Element region listings
──────

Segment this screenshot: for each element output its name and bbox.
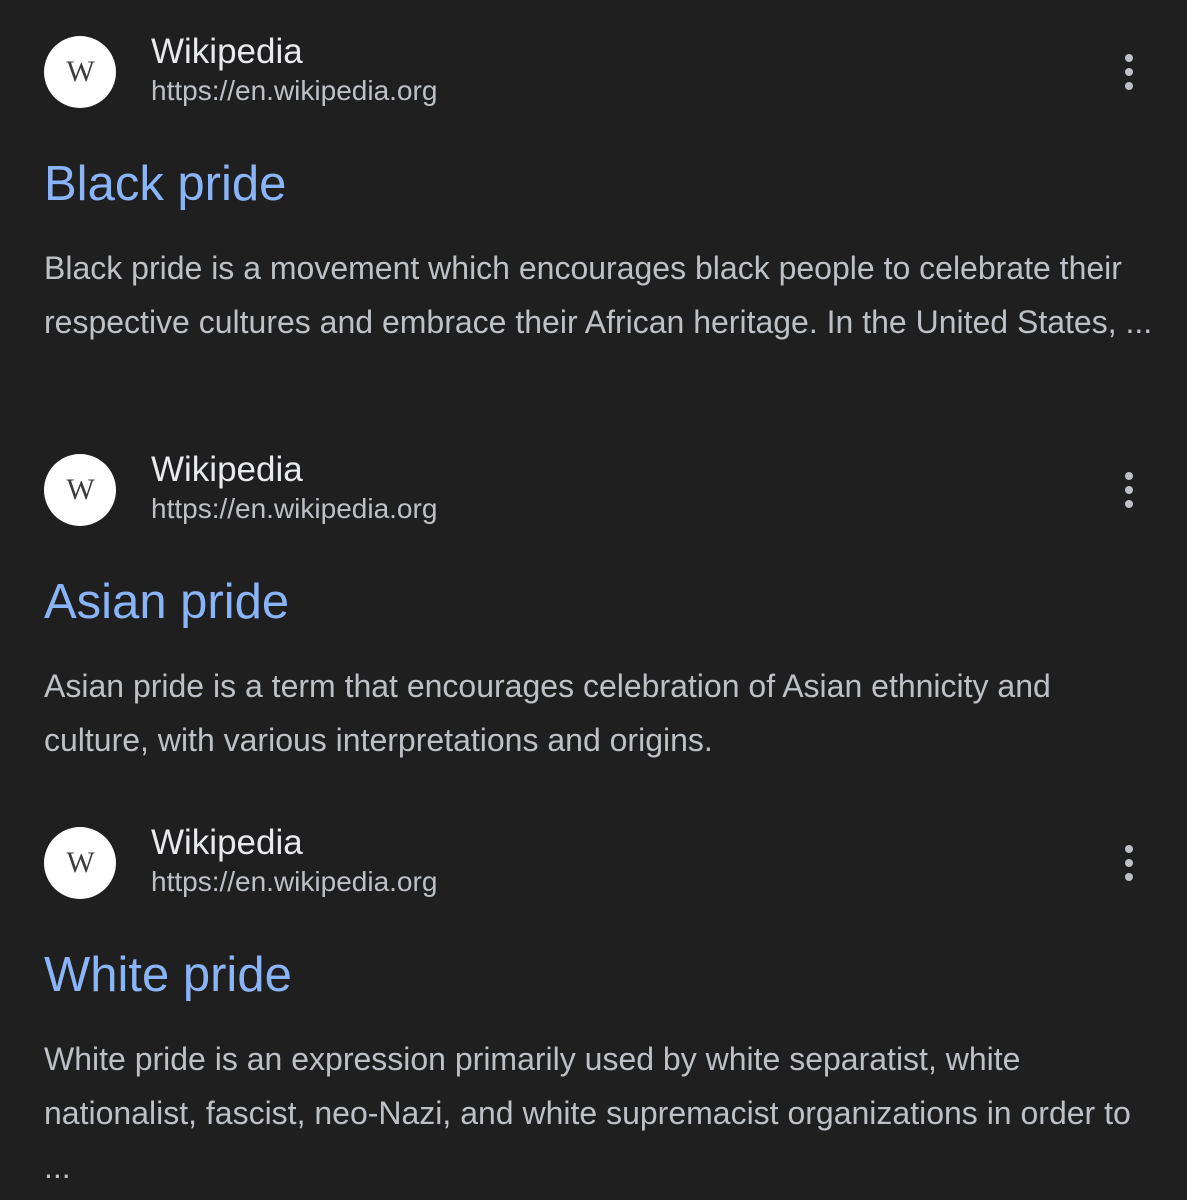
favicon-letter: W: [66, 846, 94, 879]
result-snippet: Asian pride is a term that encourages ce…: [44, 668, 1051, 758]
more-vert-icon: [1125, 873, 1133, 881]
site-url: https://en.wikipedia.org: [151, 493, 438, 524]
result-title-link[interactable]: Black pride: [44, 156, 286, 212]
wikipedia-logo-icon: W: [44, 827, 116, 899]
favicon-letter: W: [66, 473, 94, 506]
site-name: Wikipedia: [151, 823, 303, 862]
site-url: https://en.wikipedia.org: [151, 75, 438, 106]
more-vert-icon: [1125, 54, 1133, 62]
more-vert-icon: [1125, 500, 1133, 508]
more-vert-icon: [1125, 82, 1133, 90]
result-snippet: White pride is an expression primarily u…: [44, 1041, 1131, 1185]
site-name: Wikipedia: [151, 450, 303, 489]
site-name: Wikipedia: [151, 32, 303, 71]
result-source[interactable]: W Wikipedia https://en.wikipedia.org: [44, 823, 1144, 903]
result-snippet: Black pride is a movement which encourag…: [44, 250, 1153, 340]
favicon-letter: W: [66, 55, 94, 88]
more-vert-icon: [1125, 486, 1133, 494]
more-options-button[interactable]: [1114, 470, 1144, 510]
more-options-button[interactable]: [1114, 52, 1144, 92]
more-vert-icon: [1125, 68, 1133, 76]
result-source[interactable]: W Wikipedia https://en.wikipedia.org: [44, 32, 1144, 112]
result-source[interactable]: W Wikipedia https://en.wikipedia.org: [44, 450, 1144, 530]
more-vert-icon: [1125, 472, 1133, 480]
more-vert-icon: [1125, 845, 1133, 853]
result-title-link[interactable]: Asian pride: [44, 574, 289, 630]
wikipedia-logo-icon: W: [44, 454, 116, 526]
more-vert-icon: [1125, 859, 1133, 867]
more-options-button[interactable]: [1114, 843, 1144, 883]
site-url: https://en.wikipedia.org: [151, 866, 438, 897]
result-title-link[interactable]: White pride: [44, 947, 292, 1003]
wikipedia-logo-icon: W: [44, 36, 116, 108]
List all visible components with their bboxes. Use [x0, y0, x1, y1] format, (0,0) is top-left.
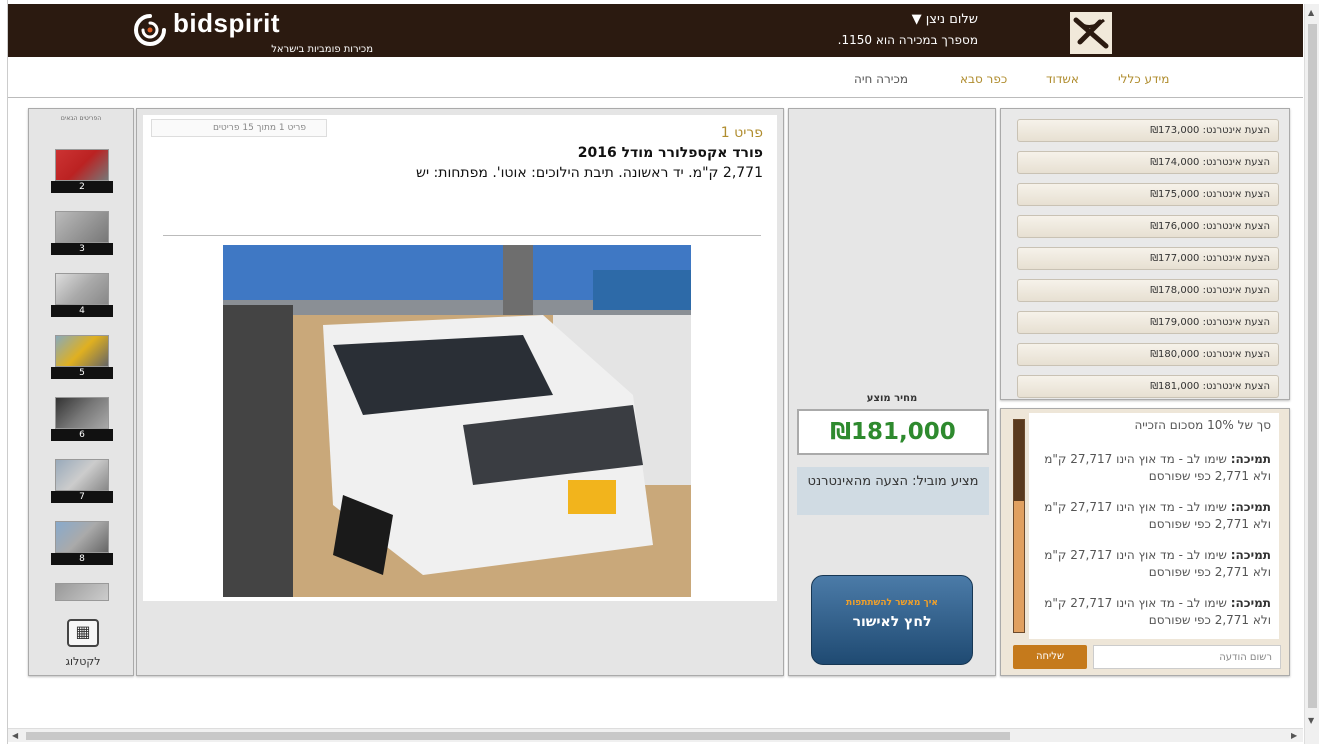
nav-kfar-saba[interactable]: כפר סבא	[960, 72, 1007, 86]
chat-message: סך של 10% מסכום הזכייה	[1134, 418, 1271, 432]
lot-number: פריט 1	[720, 125, 763, 141]
bid-entry[interactable]: הצעת אינטרנט: ₪177,000	[1017, 247, 1279, 270]
chat-message: תמיכה: שימו לב - מד אוץ הינו 27,717 ק"מ …	[1041, 451, 1271, 485]
nav-general-info[interactable]: מידע כללי	[1118, 72, 1169, 86]
thumb-image	[55, 583, 109, 601]
bid-history-panel: הצעת אינטרנט: ₪173,000 הצעת אינטרנט: ₪17…	[1000, 108, 1290, 400]
scroll-up-icon[interactable]: ▲	[1308, 8, 1314, 17]
logo-text: bidspirit	[173, 8, 281, 38]
chat-progress-bar	[1013, 419, 1025, 633]
lot-title: פורד אקספלורר מודל 2016	[577, 145, 763, 161]
thumb-image	[55, 459, 109, 491]
thumb-image	[55, 211, 109, 243]
thumb-number: 3	[51, 243, 113, 255]
vertical-scrollbar[interactable]: ▲ ▼	[1304, 4, 1319, 744]
window-left-edge	[0, 0, 8, 744]
bidding-panel: מחיר מוצע ₪181,000 מציע מוביל: הצעה מהאי…	[788, 108, 996, 676]
nav-bar: מידע כללי אשדוד כפר סבא מכירה חיה	[8, 58, 1303, 98]
thumb-item[interactable]: 4	[51, 273, 113, 317]
lot-description: 2,771 ק"מ. יד ראשונה. תיבת הילוכים: אוטו…	[416, 165, 763, 181]
approve-subtitle: איך מאשר להשתתפות	[846, 598, 938, 608]
chat-message: תמיכה: שימו לב - מד אוץ הינו 27,717 ק"מ …	[1041, 499, 1271, 533]
thumb-item[interactable]: 5	[51, 335, 113, 379]
chat-panel: סך של 10% מסכום הזכייה תמיכה: שימו לב - …	[1000, 408, 1290, 676]
chat-sender: תמיכה:	[1230, 548, 1271, 562]
scroll-right-icon[interactable]: ▶	[1291, 731, 1297, 740]
bid-entry[interactable]: הצעת אינטרנט: ₪174,000	[1017, 151, 1279, 174]
scroll-left-icon[interactable]: ◀	[12, 731, 18, 740]
bid-entry[interactable]: הצעת אינטרנט: ₪176,000	[1017, 215, 1279, 238]
thumb-item[interactable]: 7	[51, 459, 113, 503]
leading-bidder: מציע מוביל: הצעה מהאינטרנט	[797, 467, 989, 515]
horizontal-scroll-thumb[interactable]	[26, 732, 1010, 740]
thumb-item[interactable]: 8	[51, 521, 113, 565]
auction-workspace: הפריטים הבאים 2 3 4 5 6 7 8 ▦ לקטלוג פרי…	[28, 108, 1295, 678]
bidspirit-logo-icon	[134, 14, 166, 46]
nav-live-auction[interactable]: מכירה חיה	[854, 72, 908, 86]
approve-participation-button[interactable]: איך מאשר להשתתפות לחץ לאישור	[811, 575, 973, 665]
thumb-number: 2	[51, 181, 113, 193]
lot-pager[interactable]: פריט 1 מתוך 15 פריטים	[151, 119, 327, 137]
send-button[interactable]: שליחה	[1013, 645, 1087, 669]
price-label: מחיר מוצע	[866, 393, 918, 404]
lot-panel: פריט 1 מתוך 15 פריטים פריט 1 פורד אקספלו…	[136, 108, 784, 676]
top-bar: bidspirit מכירות פומביות בישראל שלום ניצ…	[8, 4, 1303, 57]
thumb-image	[55, 273, 109, 305]
approve-label: לחץ לאישור	[852, 614, 932, 630]
scroll-down-icon[interactable]: ▼	[1308, 716, 1314, 725]
bid-entry[interactable]: הצעת אינטרנט: ₪181,000	[1017, 375, 1279, 398]
bid-entry[interactable]: הצעת אינטרנט: ₪173,000	[1017, 119, 1279, 142]
catalog-link[interactable]: לקטלוג	[53, 655, 113, 668]
chat-progress-fill	[1014, 500, 1024, 632]
vertical-scroll-thumb[interactable]	[1308, 24, 1317, 708]
horizontal-scrollbar[interactable]: ◀ ▶	[8, 728, 1303, 742]
lot-card: פריט 1 מתוך 15 פריטים פריט 1 פורד אקספלו…	[143, 115, 777, 601]
bid-entry[interactable]: הצעת אינטרנט: ₪179,000	[1017, 311, 1279, 334]
chat-message: תמיכה: שימו לב - מד אוץ הינו 27,717 ק"מ …	[1041, 547, 1271, 581]
chat-sender: תמיכה:	[1230, 596, 1271, 610]
thumb-image	[55, 149, 109, 181]
bid-entry[interactable]: הצעת אינטרנט: ₪178,000	[1017, 279, 1279, 302]
bid-entry[interactable]: הצעת אינטרנט: ₪180,000	[1017, 343, 1279, 366]
thumb-item[interactable]: 6	[51, 397, 113, 441]
divider	[163, 235, 761, 236]
next-items-panel: הפריטים הבאים 2 3 4 5 6 7 8 ▦ לקטלוג	[28, 108, 134, 676]
car-photo-image	[223, 245, 691, 597]
current-price: ₪181,000	[797, 409, 989, 455]
thumb-number: 7	[51, 491, 113, 503]
chat-message: תמיכה: שימו לב - מד אוץ הינו 27,717 ק"מ …	[1041, 595, 1271, 629]
thumb-number: 8	[51, 553, 113, 565]
thumb-image	[55, 335, 109, 367]
chat-log[interactable]: סך של 10% מסכום הזכייה תמיכה: שימו לב - …	[1029, 413, 1279, 639]
thumb-image	[55, 397, 109, 429]
nav-ashdod[interactable]: אשדוד	[1046, 72, 1079, 86]
thumb-image	[55, 521, 109, 553]
thumb-item[interactable]: 3	[51, 211, 113, 255]
thumb-number: 4	[51, 305, 113, 317]
lot-photo[interactable]	[223, 245, 691, 597]
bid-entry[interactable]: הצעת אינטרנט: ₪175,000	[1017, 183, 1279, 206]
catalog-grid-icon[interactable]: ▦	[67, 619, 99, 647]
thumb-number: 5	[51, 367, 113, 379]
bidder-number: מספרך במכירה הוא 1150.	[837, 33, 978, 47]
thumb-number: 6	[51, 429, 113, 441]
chat-sender: תמיכה:	[1230, 500, 1271, 514]
next-items-title: הפריטים הבאים	[60, 115, 102, 122]
auction-house-logo-icon	[1070, 12, 1112, 54]
logo-tagline: מכירות פומביות בישראל	[271, 44, 373, 55]
user-menu-dropdown[interactable]: שלום ניצן ▼	[798, 12, 978, 27]
thumb-item[interactable]: 2	[51, 149, 113, 193]
thumb-item-partial[interactable]	[51, 583, 113, 601]
user-block: שלום ניצן ▼ מספרך במכירה הוא 1150.	[798, 12, 978, 47]
chat-message-input[interactable]: רשום הודעה	[1093, 645, 1281, 669]
chat-sender: תמיכה:	[1230, 452, 1271, 466]
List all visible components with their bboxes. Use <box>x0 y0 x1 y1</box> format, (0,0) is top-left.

──────

§ What you are asked to do
Can you repeat, word for word, the lines of the records starting at the line containing "favicon-letter: W: [66, 846, 94, 879]" and ending at the line containing "y1] format, (0,0) is top-left."?

§ Solution for this exercise
favicon-letter: W: [66, 846, 94, 879]
result-snippet: Asian pride is a term that encourages ce…: [44, 668, 1051, 758]
more-vert-icon: [1125, 873, 1133, 881]
site-url: https://en.wikipedia.org: [151, 493, 438, 524]
result-title-link[interactable]: Black pride: [44, 156, 286, 212]
wikipedia-logo-icon: W: [44, 827, 116, 899]
favicon-letter: W: [66, 473, 94, 506]
site-name: Wikipedia: [151, 823, 303, 862]
site-url: https://en.wikipedia.org: [151, 75, 438, 106]
more-vert-icon: [1125, 54, 1133, 62]
more-vert-icon: [1125, 500, 1133, 508]
more-vert-icon: [1125, 82, 1133, 90]
result-snippet: White pride is an expression primarily u…: [44, 1041, 1131, 1185]
site-name: Wikipedia: [151, 450, 303, 489]
site-name: Wikipedia: [151, 32, 303, 71]
result-source[interactable]: W Wikipedia https://en.wikipedia.org: [44, 823, 1144, 903]
result-snippet: Black pride is a movement which encourag…: [44, 250, 1153, 340]
favicon-letter: W: [66, 55, 94, 88]
more-vert-icon: [1125, 486, 1133, 494]
more-options-button[interactable]: [1114, 470, 1144, 510]
more-options-button[interactable]: [1114, 52, 1144, 92]
more-vert-icon: [1125, 68, 1133, 76]
result-source[interactable]: W Wikipedia https://en.wikipedia.org: [44, 32, 1144, 112]
result-source[interactable]: W Wikipedia https://en.wikipedia.org: [44, 450, 1144, 530]
more-vert-icon: [1125, 472, 1133, 480]
more-vert-icon: [1125, 845, 1133, 853]
result-title-link[interactable]: Asian pride: [44, 574, 289, 630]
wikipedia-logo-icon: W: [44, 454, 116, 526]
more-vert-icon: [1125, 859, 1133, 867]
more-options-button[interactable]: [1114, 843, 1144, 883]
site-url: https://en.wikipedia.org: [151, 866, 438, 897]
result-title-link[interactable]: White pride: [44, 947, 292, 1003]
wikipedia-logo-icon: W: [44, 36, 116, 108]
List all visible components with their bboxes. Use [x0, y0, x1, y1] format, (0,0) is top-left.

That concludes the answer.